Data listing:
-*-*-

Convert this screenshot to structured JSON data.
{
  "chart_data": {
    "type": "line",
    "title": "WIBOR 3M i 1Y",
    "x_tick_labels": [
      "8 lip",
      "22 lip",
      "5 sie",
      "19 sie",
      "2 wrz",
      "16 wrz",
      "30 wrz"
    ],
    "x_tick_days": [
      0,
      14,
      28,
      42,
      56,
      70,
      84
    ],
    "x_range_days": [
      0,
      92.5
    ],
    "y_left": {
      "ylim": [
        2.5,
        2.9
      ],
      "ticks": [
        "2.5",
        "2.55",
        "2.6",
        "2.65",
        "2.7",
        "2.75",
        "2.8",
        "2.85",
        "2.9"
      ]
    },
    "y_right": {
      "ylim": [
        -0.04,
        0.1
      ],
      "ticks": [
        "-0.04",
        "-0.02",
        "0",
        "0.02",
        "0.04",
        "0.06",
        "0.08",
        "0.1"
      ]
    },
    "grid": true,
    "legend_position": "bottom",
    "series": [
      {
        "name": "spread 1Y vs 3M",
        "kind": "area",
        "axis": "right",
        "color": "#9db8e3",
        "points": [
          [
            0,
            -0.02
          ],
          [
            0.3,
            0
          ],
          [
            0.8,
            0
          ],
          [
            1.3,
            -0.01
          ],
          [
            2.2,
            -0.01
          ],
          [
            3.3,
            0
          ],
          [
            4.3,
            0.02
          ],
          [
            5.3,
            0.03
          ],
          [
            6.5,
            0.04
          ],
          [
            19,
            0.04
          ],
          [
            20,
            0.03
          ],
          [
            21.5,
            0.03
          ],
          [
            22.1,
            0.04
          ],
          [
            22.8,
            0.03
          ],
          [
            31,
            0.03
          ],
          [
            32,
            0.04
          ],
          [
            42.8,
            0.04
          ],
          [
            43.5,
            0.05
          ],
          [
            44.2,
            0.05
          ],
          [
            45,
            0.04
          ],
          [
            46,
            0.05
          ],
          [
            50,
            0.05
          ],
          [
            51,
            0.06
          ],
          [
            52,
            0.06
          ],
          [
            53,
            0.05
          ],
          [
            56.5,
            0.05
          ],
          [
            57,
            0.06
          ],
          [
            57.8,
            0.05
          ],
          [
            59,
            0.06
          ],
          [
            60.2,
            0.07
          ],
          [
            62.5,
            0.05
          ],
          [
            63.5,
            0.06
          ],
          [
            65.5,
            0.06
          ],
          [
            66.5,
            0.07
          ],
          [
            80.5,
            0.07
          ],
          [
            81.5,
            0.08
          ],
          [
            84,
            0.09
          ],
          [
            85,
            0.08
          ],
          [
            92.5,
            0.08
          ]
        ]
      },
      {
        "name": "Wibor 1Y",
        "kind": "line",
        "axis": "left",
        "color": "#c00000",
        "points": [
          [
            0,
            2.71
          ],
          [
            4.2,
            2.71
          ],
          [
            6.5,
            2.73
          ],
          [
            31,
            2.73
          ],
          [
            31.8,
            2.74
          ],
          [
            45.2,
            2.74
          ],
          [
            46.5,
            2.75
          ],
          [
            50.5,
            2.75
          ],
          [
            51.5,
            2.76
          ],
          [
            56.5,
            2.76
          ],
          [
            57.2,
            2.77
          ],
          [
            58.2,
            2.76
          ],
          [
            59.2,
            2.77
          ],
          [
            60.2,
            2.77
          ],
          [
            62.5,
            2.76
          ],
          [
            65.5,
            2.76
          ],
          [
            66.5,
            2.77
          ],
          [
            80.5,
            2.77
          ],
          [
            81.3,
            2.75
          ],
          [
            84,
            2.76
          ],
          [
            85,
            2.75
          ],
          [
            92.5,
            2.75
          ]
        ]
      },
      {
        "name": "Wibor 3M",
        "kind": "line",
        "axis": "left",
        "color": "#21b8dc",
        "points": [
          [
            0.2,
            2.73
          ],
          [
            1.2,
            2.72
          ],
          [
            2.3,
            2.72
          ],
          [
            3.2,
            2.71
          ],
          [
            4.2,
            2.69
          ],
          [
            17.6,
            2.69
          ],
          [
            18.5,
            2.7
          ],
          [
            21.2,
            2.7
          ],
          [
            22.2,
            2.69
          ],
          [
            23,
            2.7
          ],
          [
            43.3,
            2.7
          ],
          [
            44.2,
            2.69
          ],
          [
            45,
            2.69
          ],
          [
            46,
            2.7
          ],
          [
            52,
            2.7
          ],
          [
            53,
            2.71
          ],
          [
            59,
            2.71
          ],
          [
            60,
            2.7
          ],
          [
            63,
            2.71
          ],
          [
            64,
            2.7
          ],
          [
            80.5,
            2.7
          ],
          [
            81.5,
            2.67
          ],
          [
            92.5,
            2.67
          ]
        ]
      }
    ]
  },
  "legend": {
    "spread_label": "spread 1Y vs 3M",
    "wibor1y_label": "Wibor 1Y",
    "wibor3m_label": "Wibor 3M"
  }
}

-*-*-

WORK REQUIRED
Make an exact copy of the records.

CORRECT RESULT
Convert this screenshot to structured JSON data.
{
  "chart_data": {
    "type": "line",
    "title": "WIBOR 3M i 1Y",
    "x_tick_labels": [
      "8 lip",
      "22 lip",
      "5 sie",
      "19 sie",
      "2 wrz",
      "16 wrz",
      "30 wrz"
    ],
    "x_tick_days": [
      0,
      14,
      28,
      42,
      56,
      70,
      84
    ],
    "x_range_days": [
      0,
      92.5
    ],
    "y_left": {
      "ylim": [
        2.5,
        2.9
      ],
      "ticks": [
        "2.5",
        "2.55",
        "2.6",
        "2.65",
        "2.7",
        "2.75",
        "2.8",
        "2.85",
        "2.9"
      ]
    },
    "y_right": {
      "ylim": [
        -0.04,
        0.1
      ],
      "ticks": [
        "-0.04",
        "-0.02",
        "0",
        "0.02",
        "0.04",
        "0.06",
        "0.08",
        "0.1"
      ]
    },
    "grid": true,
    "legend_position": "bottom",
    "series": [
      {
        "name": "spread 1Y vs 3M",
        "kind": "area",
        "axis": "right",
        "color": "#9db8e3",
        "points": [
          [
            0,
            -0.02
          ],
          [
            0.3,
            0
          ],
          [
            0.8,
            0
          ],
          [
            1.3,
            -0.01
          ],
          [
            2.2,
            -0.01
          ],
          [
            3.3,
            0
          ],
          [
            4.3,
            0.02
          ],
          [
            5.3,
            0.03
          ],
          [
            6.5,
            0.04
          ],
          [
            19,
            0.04
          ],
          [
            20,
            0.03
          ],
          [
            21.5,
            0.03
          ],
          [
            22.1,
            0.04
          ],
          [
            22.8,
            0.03
          ],
          [
            31,
            0.03
          ],
          [
            32,
            0.04
          ],
          [
            42.8,
            0.04
          ],
          [
            43.5,
            0.05
          ],
          [
            44.2,
            0.05
          ],
          [
            45,
            0.04
          ],
          [
            46,
            0.05
          ],
          [
            50,
            0.05
          ],
          [
            51,
            0.06
          ],
          [
            52,
            0.06
          ],
          [
            53,
            0.05
          ],
          [
            56.5,
            0.05
          ],
          [
            57,
            0.06
          ],
          [
            57.8,
            0.05
          ],
          [
            59,
            0.06
          ],
          [
            60.2,
            0.07
          ],
          [
            62.5,
            0.05
          ],
          [
            63.5,
            0.06
          ],
          [
            65.5,
            0.06
          ],
          [
            66.5,
            0.07
          ],
          [
            80.5,
            0.07
          ],
          [
            81.5,
            0.08
          ],
          [
            84,
            0.09
          ],
          [
            85,
            0.08
          ],
          [
            92.5,
            0.08
          ]
        ]
      },
      {
        "name": "Wibor 1Y",
        "kind": "line",
        "axis": "left",
        "color": "#c00000",
        "points": [
          [
            0,
            2.71
          ],
          [
            4.2,
            2.71
          ],
          [
            6.5,
            2.73
          ],
          [
            31,
            2.73
          ],
          [
            31.8,
            2.74
          ],
          [
            45.2,
            2.74
          ],
          [
            46.5,
            2.75
          ],
          [
            50.5,
            2.75
          ],
          [
            51.5,
            2.76
          ],
          [
            56.5,
            2.76
          ],
          [
            57.2,
            2.77
          ],
          [
            58.2,
            2.76
          ],
          [
            59.2,
            2.77
          ],
          [
            60.2,
            2.77
          ],
          [
            62.5,
            2.76
          ],
          [
            65.5,
            2.76
          ],
          [
            66.5,
            2.77
          ],
          [
            80.5,
            2.77
          ],
          [
            81.3,
            2.75
          ],
          [
            84,
            2.76
          ],
          [
            85,
            2.75
          ],
          [
            92.5,
            2.75
          ]
        ]
      },
      {
        "name": "Wibor 3M",
        "kind": "line",
        "axis": "left",
        "color": "#21b8dc",
        "points": [
          [
            0.2,
            2.73
          ],
          [
            1.2,
            2.72
          ],
          [
            2.3,
            2.72
          ],
          [
            3.2,
            2.71
          ],
          [
            4.2,
            2.69
          ],
          [
            17.6,
            2.69
          ],
          [
            18.5,
            2.7
          ],
          [
            21.2,
            2.7
          ],
          [
            22.2,
            2.69
          ],
          [
            23,
            2.7
          ],
          [
            43.3,
            2.7
          ],
          [
            44.2,
            2.69
          ],
          [
            45,
            2.69
          ],
          [
            46,
            2.7
          ],
          [
            52,
            2.7
          ],
          [
            53,
            2.71
          ],
          [
            59,
            2.71
          ],
          [
            60,
            2.7
          ],
          [
            63,
            2.71
          ],
          [
            64,
            2.7
          ],
          [
            80.5,
            2.7
          ],
          [
            81.5,
            2.67
          ],
          [
            92.5,
            2.67
          ]
        ]
      }
    ]
  },
  "legend": {
    "spread_label": "spread 1Y vs 3M",
    "wibor1y_label": "Wibor 1Y",
    "wibor3m_label": "Wibor 3M"
  }
}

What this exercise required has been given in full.